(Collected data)
----
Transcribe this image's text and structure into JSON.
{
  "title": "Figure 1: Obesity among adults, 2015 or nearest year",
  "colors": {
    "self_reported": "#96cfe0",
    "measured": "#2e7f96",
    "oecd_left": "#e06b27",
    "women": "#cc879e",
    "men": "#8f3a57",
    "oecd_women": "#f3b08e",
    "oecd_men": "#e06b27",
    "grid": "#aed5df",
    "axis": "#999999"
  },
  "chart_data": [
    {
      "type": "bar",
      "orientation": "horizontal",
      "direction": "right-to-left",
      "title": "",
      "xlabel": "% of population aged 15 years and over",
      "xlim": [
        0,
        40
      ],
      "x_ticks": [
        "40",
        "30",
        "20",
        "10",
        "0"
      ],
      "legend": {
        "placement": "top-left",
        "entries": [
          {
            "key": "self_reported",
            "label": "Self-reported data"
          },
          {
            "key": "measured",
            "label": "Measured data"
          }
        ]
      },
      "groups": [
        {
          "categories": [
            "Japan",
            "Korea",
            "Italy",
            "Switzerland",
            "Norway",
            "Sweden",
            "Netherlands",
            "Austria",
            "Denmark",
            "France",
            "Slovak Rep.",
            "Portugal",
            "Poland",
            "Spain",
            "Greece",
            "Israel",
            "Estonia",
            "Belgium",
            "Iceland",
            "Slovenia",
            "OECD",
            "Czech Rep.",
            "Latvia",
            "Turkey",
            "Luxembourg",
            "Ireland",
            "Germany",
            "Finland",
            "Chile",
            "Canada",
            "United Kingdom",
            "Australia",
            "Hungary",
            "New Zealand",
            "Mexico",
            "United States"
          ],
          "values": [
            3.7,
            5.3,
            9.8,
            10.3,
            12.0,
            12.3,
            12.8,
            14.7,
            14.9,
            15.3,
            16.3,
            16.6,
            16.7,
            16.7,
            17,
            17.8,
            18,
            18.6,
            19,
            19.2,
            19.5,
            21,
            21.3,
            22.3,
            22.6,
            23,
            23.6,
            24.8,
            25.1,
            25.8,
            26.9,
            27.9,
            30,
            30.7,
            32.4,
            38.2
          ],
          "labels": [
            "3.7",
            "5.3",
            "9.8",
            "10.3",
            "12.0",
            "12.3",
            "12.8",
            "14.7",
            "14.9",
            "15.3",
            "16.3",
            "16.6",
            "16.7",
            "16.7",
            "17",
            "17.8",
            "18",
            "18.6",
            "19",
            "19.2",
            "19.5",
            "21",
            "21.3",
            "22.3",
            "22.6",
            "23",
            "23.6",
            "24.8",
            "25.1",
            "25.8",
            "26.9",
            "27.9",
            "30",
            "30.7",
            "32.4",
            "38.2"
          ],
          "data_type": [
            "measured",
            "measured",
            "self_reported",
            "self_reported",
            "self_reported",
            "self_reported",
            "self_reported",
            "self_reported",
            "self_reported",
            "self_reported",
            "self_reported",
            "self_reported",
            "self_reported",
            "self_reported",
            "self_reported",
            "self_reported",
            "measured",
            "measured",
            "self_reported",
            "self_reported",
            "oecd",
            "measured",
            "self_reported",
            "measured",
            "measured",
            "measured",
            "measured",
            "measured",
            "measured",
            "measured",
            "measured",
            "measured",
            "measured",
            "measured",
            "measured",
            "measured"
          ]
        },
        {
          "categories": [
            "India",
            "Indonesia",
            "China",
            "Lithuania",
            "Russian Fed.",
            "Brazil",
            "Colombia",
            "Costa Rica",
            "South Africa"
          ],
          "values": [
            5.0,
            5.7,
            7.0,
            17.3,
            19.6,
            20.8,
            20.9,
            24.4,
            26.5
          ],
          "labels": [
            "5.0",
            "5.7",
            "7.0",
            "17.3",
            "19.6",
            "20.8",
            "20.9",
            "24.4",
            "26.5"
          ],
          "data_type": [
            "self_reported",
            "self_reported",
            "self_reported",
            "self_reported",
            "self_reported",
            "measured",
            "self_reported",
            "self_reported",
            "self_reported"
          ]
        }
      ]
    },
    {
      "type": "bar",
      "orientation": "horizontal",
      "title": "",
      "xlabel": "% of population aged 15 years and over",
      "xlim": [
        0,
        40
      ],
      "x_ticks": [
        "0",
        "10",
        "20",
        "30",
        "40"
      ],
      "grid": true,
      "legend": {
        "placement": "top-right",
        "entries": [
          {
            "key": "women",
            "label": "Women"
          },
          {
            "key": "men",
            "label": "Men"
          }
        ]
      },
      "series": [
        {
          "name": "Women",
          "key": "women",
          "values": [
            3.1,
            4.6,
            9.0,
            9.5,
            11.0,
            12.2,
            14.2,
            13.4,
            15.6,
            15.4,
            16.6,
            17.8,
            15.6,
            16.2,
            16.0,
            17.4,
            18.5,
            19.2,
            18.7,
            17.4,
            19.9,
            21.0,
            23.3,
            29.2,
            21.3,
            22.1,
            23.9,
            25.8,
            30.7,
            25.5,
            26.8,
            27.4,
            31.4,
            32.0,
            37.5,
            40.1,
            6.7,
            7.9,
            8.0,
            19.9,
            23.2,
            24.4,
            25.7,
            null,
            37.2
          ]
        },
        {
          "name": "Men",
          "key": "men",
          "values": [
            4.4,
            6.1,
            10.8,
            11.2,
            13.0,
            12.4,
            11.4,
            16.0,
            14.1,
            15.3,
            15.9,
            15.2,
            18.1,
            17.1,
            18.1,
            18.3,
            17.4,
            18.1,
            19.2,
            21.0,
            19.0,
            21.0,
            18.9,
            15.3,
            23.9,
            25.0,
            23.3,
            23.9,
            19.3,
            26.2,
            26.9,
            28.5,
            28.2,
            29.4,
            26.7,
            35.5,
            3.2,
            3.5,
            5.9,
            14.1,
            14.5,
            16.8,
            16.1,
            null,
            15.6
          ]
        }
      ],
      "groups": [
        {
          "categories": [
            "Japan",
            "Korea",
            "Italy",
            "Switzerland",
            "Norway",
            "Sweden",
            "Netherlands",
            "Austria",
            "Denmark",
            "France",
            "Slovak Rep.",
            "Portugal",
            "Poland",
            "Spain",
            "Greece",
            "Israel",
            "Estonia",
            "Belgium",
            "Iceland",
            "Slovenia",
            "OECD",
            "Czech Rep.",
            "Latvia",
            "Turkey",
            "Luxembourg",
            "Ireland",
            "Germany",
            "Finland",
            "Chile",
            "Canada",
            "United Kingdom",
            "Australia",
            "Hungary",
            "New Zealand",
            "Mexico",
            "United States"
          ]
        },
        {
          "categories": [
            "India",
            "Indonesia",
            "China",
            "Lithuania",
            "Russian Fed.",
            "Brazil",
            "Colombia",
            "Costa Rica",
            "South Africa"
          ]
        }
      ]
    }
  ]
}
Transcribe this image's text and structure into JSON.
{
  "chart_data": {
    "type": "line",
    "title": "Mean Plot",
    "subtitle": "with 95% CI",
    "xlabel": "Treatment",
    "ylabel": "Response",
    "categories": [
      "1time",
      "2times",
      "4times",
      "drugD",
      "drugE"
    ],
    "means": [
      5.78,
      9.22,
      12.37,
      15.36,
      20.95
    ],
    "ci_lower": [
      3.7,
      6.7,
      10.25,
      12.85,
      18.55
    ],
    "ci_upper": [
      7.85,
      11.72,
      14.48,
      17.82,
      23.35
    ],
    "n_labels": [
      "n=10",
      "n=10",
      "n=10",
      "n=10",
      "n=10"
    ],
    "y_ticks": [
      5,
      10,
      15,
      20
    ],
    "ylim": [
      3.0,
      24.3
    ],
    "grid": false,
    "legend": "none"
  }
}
----
Description of the task:
Find each line holding "placement". Copy it out.

Exercise response:
        "placement": "top-left",
        "placement": "top-right",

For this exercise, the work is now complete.